Exercise objective: A verbatim copy of the records is required, with all pictures left out.

# # # #

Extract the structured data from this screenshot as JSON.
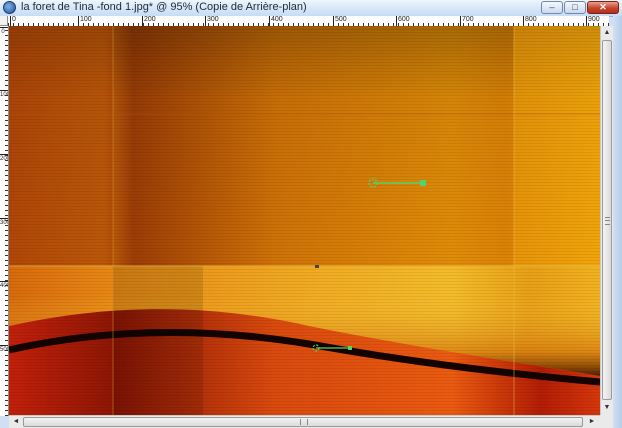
{
  "window": {
    "title": "la foret de Tina -fond 1.jpg* @  95% (Copie de Arrière-plan)",
    "icon": "paint-shop-pro-icon",
    "buttons": {
      "minimize": "–",
      "maximize": "□",
      "close": "✕"
    }
  },
  "ruler_top": {
    "labels": [
      "0",
      "100",
      "200",
      "300",
      "400",
      "500",
      "600",
      "700",
      "800",
      "900"
    ]
  },
  "ruler_left": {
    "labels": [
      "0",
      "100",
      "200",
      "300",
      "400",
      "500"
    ]
  },
  "canvas": {
    "colors": {
      "dark_red": "#9c1f05",
      "orange": "#d37a07",
      "yellow": "#f2b623",
      "black": "#120500",
      "handle_green": "#52d46a"
    }
  },
  "scrollbars": {
    "up_arrow": "▲",
    "down_arrow": "▼",
    "left_arrow": "◄",
    "right_arrow": "►"
  }
}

# # # #

Expected answer:
Extract the structured data from this screenshot as JSON.
{
  "window": {
    "title": "la foret de Tina -fond 1.jpg* @  95% (Copie de Arrière-plan)",
    "icon": "paint-shop-pro-icon",
    "buttons": {
      "minimize": "–",
      "maximize": "□",
      "close": "✕"
    }
  },
  "ruler_top": {
    "labels": [
      "0",
      "100",
      "200",
      "300",
      "400",
      "500",
      "600",
      "700",
      "800",
      "900"
    ]
  },
  "ruler_left": {
    "labels": [
      "0",
      "100",
      "200",
      "300",
      "400",
      "500"
    ]
  },
  "canvas": {
    "colors": {
      "dark_red": "#9c1f05",
      "orange": "#d37a07",
      "yellow": "#f2b623",
      "black": "#120500",
      "handle_green": "#52d46a"
    }
  },
  "scrollbars": {
    "up_arrow": "▲",
    "down_arrow": "▼",
    "left_arrow": "◄",
    "right_arrow": "►"
  }
}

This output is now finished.